- EXERCISE DESCRIPTION:
Wherever the word "this" appears in the entries, copy the whole line.

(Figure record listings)
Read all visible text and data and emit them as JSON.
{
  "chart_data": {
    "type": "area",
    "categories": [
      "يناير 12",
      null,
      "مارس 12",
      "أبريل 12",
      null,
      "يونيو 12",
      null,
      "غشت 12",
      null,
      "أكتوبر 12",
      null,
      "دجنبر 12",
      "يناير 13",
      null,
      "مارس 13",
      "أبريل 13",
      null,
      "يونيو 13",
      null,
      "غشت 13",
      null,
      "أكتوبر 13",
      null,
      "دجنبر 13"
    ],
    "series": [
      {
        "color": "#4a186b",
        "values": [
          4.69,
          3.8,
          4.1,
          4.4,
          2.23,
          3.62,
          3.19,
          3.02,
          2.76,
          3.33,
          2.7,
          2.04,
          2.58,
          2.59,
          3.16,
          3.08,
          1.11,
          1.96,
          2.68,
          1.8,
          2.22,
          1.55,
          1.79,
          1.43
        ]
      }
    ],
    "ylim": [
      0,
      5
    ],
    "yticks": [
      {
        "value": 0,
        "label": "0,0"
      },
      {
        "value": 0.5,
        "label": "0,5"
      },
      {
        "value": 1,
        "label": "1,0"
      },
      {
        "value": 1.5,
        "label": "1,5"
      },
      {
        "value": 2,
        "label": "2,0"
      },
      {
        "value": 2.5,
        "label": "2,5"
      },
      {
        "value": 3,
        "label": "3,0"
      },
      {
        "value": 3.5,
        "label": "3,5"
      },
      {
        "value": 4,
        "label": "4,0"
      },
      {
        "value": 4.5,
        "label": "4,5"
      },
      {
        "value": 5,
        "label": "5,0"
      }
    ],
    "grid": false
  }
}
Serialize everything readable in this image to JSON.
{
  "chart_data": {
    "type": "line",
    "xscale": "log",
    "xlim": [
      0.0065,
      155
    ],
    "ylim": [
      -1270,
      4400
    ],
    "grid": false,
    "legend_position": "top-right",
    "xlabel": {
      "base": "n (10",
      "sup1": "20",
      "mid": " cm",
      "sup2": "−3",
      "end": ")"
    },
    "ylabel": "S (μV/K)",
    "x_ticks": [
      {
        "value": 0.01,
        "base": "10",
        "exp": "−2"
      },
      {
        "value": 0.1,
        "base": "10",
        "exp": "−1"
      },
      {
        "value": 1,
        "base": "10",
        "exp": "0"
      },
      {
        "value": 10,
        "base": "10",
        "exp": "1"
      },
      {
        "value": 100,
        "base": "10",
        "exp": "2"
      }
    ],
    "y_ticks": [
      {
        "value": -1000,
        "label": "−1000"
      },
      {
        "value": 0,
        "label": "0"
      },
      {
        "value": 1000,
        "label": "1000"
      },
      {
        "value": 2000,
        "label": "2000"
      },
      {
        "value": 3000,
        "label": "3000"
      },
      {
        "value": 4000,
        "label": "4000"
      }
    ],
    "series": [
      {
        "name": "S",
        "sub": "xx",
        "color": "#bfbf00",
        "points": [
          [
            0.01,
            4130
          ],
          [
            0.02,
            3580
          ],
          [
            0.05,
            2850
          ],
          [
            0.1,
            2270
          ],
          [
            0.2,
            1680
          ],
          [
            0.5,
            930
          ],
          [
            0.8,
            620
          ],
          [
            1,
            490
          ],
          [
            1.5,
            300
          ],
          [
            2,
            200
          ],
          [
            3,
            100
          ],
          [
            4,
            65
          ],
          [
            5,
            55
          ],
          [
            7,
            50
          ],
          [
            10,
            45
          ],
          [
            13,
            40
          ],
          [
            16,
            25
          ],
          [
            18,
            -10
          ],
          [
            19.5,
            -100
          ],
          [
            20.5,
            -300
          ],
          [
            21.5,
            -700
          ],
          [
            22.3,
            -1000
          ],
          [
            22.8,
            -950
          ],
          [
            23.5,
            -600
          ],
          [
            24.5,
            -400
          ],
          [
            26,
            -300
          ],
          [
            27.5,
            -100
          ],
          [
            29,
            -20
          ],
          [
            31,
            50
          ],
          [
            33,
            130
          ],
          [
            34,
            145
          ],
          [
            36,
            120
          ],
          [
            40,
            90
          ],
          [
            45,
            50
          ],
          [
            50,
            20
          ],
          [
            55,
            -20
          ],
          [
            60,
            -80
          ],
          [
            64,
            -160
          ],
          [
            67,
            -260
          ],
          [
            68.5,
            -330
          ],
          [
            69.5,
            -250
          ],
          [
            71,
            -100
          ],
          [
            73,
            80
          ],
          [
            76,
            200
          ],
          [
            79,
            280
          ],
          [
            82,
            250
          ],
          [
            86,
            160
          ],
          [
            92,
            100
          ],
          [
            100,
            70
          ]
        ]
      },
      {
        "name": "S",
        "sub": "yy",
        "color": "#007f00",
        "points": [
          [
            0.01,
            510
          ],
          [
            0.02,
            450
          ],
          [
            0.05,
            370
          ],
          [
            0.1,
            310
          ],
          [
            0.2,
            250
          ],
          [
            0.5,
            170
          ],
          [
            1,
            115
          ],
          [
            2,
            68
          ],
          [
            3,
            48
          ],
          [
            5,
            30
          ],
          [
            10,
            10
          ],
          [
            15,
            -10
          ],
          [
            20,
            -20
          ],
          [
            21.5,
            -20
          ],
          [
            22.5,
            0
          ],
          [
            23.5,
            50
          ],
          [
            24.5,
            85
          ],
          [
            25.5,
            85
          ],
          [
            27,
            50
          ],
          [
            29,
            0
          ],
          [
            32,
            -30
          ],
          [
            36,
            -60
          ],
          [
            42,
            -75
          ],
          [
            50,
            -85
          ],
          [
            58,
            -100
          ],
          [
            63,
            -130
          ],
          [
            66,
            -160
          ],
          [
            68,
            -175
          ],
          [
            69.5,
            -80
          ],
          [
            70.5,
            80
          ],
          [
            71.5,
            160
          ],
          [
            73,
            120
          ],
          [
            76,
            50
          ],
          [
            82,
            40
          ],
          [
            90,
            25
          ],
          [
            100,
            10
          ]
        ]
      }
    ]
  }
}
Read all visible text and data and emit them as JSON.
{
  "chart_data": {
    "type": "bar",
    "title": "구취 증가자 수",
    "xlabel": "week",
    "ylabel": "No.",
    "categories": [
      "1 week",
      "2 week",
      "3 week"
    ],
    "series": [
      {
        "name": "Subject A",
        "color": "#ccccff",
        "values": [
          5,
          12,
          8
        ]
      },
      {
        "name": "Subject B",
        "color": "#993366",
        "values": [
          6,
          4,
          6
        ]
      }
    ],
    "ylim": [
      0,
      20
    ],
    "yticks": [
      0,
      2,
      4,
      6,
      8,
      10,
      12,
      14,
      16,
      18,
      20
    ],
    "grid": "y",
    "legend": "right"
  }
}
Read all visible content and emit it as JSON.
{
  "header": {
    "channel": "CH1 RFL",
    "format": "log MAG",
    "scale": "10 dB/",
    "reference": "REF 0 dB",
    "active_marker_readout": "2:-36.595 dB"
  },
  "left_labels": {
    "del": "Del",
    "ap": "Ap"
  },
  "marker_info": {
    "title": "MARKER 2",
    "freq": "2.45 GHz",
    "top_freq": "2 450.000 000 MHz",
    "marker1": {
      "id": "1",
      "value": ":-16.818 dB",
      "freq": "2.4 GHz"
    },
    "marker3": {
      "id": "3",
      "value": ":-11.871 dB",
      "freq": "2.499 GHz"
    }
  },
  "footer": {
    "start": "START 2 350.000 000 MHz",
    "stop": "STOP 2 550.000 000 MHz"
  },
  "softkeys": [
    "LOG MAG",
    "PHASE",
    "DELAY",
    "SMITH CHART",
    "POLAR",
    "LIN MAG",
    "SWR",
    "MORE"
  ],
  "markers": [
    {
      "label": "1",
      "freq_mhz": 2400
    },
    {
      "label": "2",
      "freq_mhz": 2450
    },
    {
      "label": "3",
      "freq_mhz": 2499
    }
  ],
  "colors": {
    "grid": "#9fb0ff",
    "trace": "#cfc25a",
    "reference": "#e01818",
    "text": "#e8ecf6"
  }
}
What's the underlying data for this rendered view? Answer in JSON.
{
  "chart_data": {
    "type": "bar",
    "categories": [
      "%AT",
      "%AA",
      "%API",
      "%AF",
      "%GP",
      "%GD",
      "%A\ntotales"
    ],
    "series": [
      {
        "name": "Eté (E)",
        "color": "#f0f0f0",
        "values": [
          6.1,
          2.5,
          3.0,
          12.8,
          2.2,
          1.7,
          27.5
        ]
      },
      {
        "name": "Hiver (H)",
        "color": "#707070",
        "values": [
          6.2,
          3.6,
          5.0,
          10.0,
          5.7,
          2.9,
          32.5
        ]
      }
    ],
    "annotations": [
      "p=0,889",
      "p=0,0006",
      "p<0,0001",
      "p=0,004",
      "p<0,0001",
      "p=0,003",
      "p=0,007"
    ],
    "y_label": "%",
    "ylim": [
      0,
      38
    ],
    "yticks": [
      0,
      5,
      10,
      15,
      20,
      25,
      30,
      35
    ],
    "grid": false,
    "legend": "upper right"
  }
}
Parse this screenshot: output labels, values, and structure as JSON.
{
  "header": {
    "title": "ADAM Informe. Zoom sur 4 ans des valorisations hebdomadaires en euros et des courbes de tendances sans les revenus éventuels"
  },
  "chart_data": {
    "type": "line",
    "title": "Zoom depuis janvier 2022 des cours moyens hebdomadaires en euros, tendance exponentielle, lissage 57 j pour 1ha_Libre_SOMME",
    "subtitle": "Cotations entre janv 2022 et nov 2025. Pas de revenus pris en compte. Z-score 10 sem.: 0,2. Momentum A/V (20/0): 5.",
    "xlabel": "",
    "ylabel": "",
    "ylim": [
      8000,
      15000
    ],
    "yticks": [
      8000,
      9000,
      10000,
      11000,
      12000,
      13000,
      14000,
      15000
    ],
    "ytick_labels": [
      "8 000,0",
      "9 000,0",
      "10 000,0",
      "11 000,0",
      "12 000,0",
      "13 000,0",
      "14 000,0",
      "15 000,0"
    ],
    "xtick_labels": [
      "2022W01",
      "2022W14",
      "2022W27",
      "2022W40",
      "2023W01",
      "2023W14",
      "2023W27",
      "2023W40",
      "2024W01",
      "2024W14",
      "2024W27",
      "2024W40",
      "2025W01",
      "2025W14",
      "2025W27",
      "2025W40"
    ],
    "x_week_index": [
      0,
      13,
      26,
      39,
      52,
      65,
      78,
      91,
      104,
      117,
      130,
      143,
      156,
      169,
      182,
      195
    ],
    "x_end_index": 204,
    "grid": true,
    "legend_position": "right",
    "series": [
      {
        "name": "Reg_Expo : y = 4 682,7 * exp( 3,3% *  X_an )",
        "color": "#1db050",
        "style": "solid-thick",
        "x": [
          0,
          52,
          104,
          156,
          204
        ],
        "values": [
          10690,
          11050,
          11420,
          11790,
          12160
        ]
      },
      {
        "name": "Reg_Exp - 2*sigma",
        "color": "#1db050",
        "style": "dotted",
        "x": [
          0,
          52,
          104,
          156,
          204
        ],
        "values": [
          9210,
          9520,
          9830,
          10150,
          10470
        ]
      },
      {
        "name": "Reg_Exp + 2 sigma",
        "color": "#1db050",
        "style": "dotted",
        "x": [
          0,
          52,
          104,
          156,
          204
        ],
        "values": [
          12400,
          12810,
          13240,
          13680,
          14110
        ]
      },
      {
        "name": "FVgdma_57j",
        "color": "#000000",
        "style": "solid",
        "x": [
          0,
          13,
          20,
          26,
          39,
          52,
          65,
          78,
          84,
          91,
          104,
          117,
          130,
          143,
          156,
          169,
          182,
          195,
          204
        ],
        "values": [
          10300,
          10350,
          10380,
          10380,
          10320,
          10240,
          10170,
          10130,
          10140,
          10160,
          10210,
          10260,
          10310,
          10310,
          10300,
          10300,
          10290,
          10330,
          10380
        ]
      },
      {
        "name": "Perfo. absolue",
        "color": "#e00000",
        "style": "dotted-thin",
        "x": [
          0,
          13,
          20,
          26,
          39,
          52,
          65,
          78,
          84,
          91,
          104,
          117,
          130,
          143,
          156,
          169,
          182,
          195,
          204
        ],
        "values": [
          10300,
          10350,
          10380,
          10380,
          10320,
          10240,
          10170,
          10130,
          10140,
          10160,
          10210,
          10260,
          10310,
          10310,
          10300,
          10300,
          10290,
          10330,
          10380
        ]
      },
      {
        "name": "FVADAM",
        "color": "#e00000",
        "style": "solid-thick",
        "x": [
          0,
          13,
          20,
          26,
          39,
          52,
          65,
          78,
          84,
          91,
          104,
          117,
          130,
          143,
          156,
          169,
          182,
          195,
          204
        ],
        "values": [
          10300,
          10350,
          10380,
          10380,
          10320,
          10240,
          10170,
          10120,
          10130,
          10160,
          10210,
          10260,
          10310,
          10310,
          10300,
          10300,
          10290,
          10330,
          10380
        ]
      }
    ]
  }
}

- ANSWER TO THE EXERCISE:
Serialize everything readable in this image to JSON.
What's the underlying data for this rendered view? Answer in JSON.
Parse this screenshot: output labels, values, and structure as JSON.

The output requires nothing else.